Task brief: Repeat the data word for word. Do not include the pictures.

▽

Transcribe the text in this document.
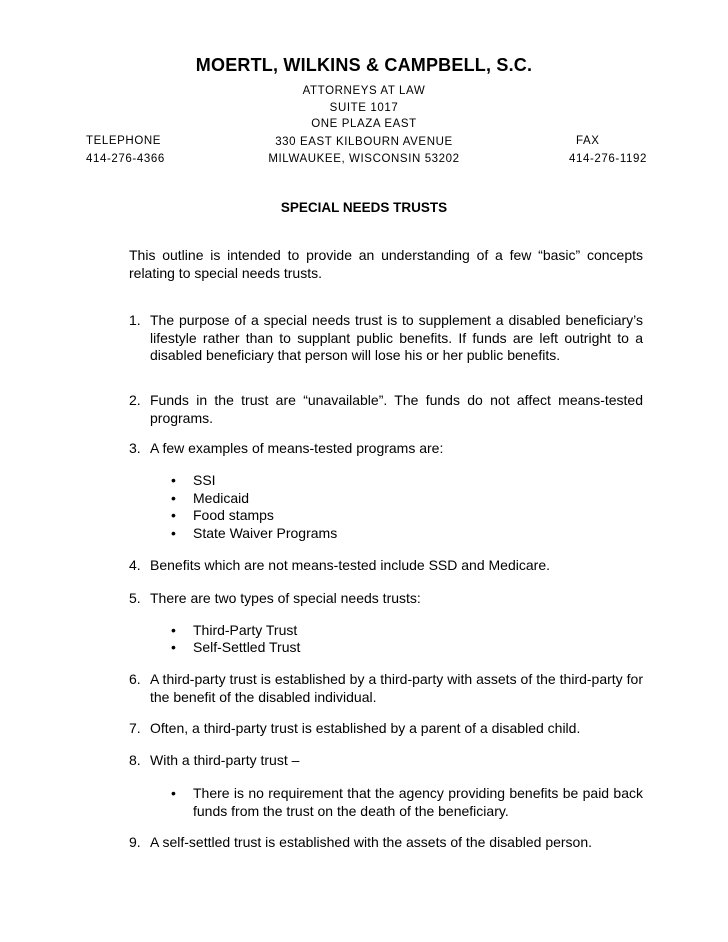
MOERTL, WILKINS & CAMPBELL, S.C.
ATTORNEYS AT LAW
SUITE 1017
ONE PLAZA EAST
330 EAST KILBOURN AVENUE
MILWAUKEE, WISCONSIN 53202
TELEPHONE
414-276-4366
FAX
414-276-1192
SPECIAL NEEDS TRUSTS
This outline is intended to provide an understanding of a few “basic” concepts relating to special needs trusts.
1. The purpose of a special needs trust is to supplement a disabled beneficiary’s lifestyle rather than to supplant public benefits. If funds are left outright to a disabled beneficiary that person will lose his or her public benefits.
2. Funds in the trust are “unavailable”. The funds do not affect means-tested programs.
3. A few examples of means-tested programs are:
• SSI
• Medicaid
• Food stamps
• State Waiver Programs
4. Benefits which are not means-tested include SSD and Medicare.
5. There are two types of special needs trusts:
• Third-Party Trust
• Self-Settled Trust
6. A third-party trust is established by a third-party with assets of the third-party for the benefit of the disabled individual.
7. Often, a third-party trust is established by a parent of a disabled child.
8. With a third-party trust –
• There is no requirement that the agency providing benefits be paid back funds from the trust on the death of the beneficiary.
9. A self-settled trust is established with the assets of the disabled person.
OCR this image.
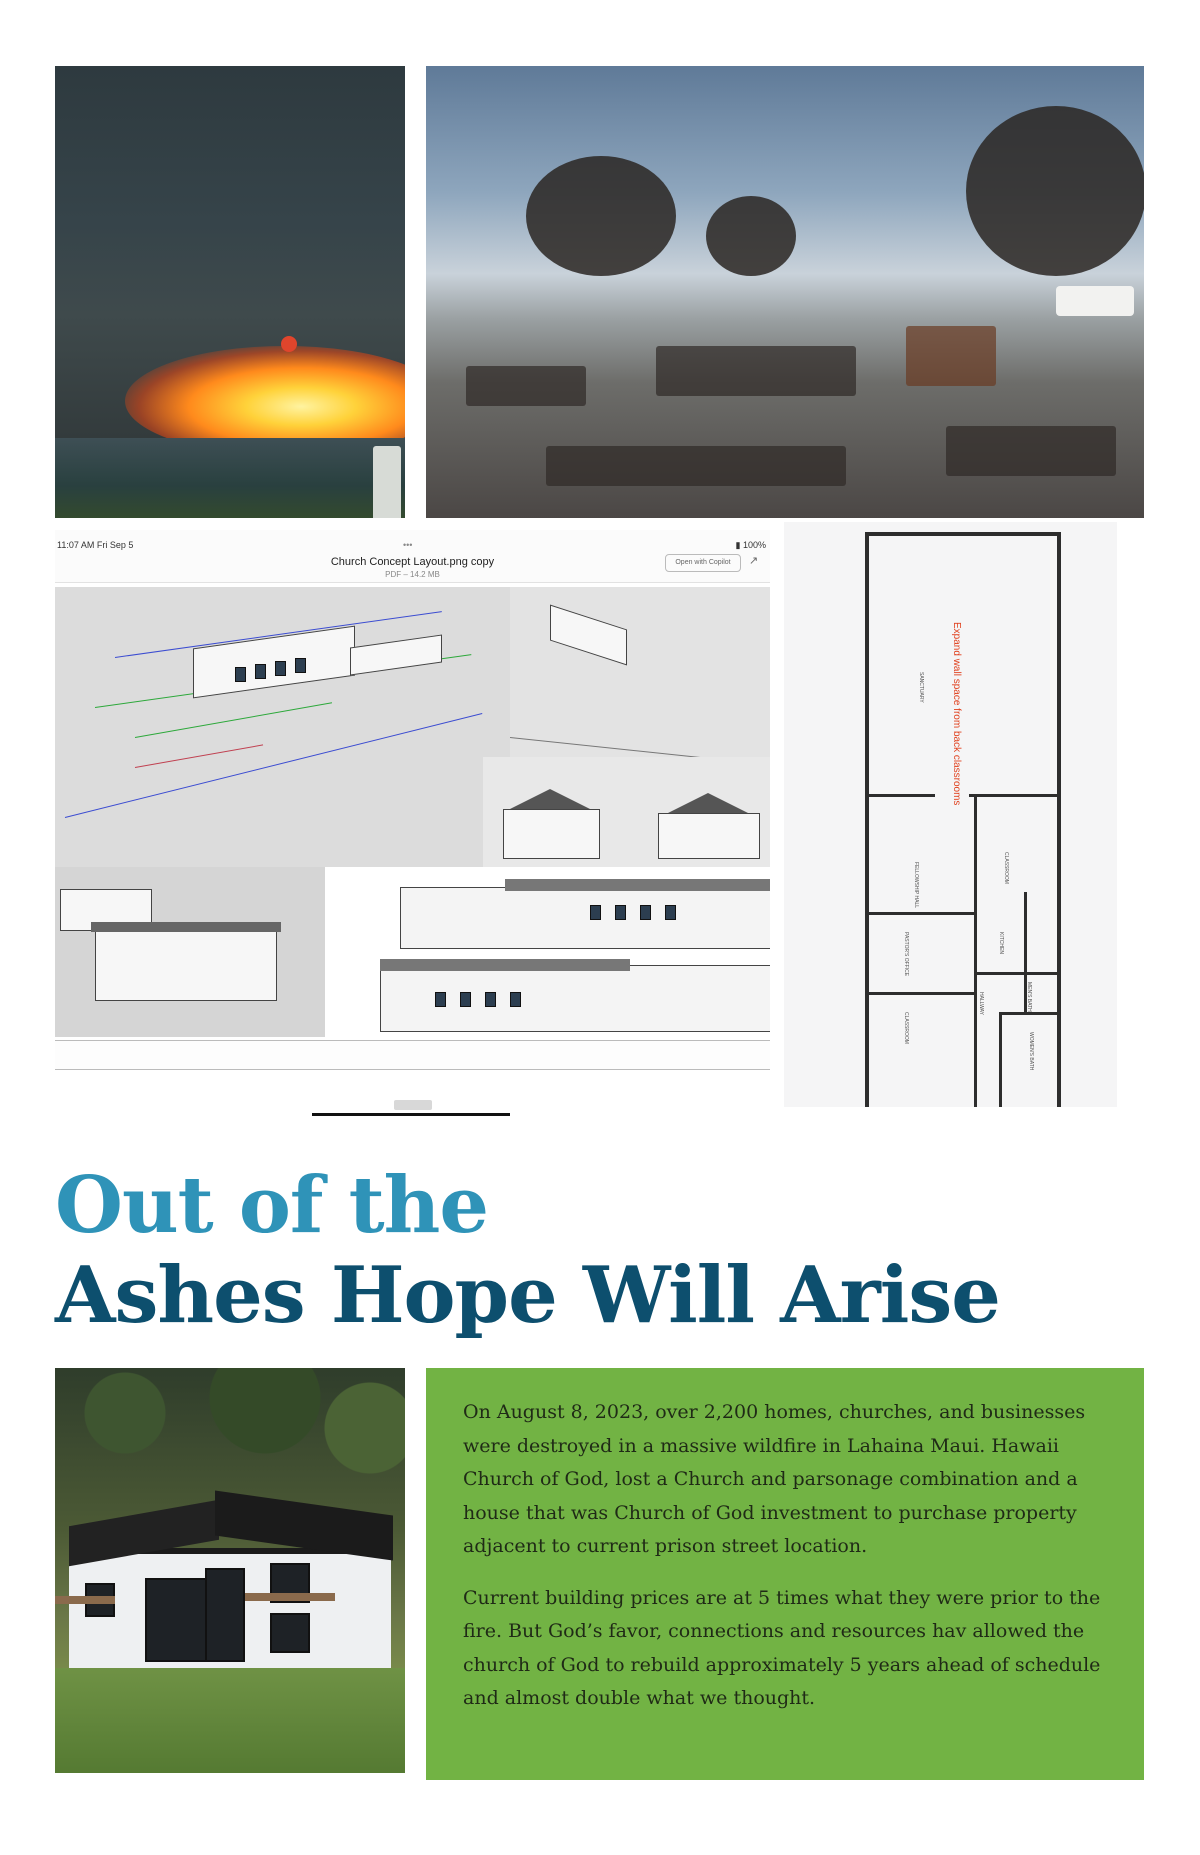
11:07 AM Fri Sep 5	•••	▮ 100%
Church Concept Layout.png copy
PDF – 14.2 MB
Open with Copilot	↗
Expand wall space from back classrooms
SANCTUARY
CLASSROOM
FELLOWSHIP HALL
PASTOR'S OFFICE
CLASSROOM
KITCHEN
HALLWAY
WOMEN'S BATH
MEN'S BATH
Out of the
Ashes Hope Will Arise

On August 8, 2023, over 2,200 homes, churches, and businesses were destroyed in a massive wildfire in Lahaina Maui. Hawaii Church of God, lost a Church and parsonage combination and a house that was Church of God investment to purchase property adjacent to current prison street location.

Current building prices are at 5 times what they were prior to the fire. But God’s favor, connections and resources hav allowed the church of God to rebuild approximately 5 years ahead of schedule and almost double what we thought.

△

Full response:
Transcribe the text in this document.
MOERTL, WILKINS & CAMPBELL, S.C.
ATTORNEYS AT LAW
SUITE 1017
ONE PLAZA EAST
330 EAST KILBOURN AVENUE
MILWAUKEE, WISCONSIN 53202
TELEPHONE
414-276-4366
FAX
414-276-1192
SPECIAL NEEDS TRUSTS
This outline is intended to provide an understanding of a few “basic” concepts relating to special needs trusts.
1. The purpose of a special needs trust is to supplement a disabled beneficiary’s lifestyle rather than to supplant public benefits. If funds are left outright to a disabled beneficiary that person will lose his or her public benefits.
2. Funds in the trust are “unavailable”. The funds do not affect means-tested programs.
3. A few examples of means-tested programs are:
• SSI
• Medicaid
• Food stamps
• State Waiver Programs
4. Benefits which are not means-tested include SSD and Medicare.
5. There are two types of special needs trusts:
• Third-Party Trust
• Self-Settled Trust
6. A third-party trust is established by a third-party with assets of the third-party for the benefit of the disabled individual.
7. Often, a third-party trust is established by a parent of a disabled child.
8. With a third-party trust –
• There is no requirement that the agency providing benefits be paid back funds from the trust on the death of the beneficiary.
9. A self-settled trust is established with the assets of the disabled person.
OCR this image.
11:07 AM Fri Sep 5	•••	▮ 100%
Church Concept Layout.png copy
PDF – 14.2 MB
Open with Copilot	↗
Expand wall space from back classrooms
SANCTUARY
CLASSROOM
FELLOWSHIP HALL
PASTOR'S OFFICE
CLASSROOM
KITCHEN
HALLWAY
WOMEN'S BATH
MEN'S BATH
Out of the
Ashes Hope Will Arise

On August 8, 2023, over 2,200 homes, churches, and businesses were destroyed in a massive wildfire in Lahaina Maui. Hawaii Church of God, lost a Church and parsonage combination and a house that was Church of God investment to purchase property adjacent to current prison street location.

Current building prices are at 5 times what they were prior to the fire. But God’s favor, connections and resources hav allowed the church of God to rebuild approximately 5 years ahead of schedule and almost double what we thought.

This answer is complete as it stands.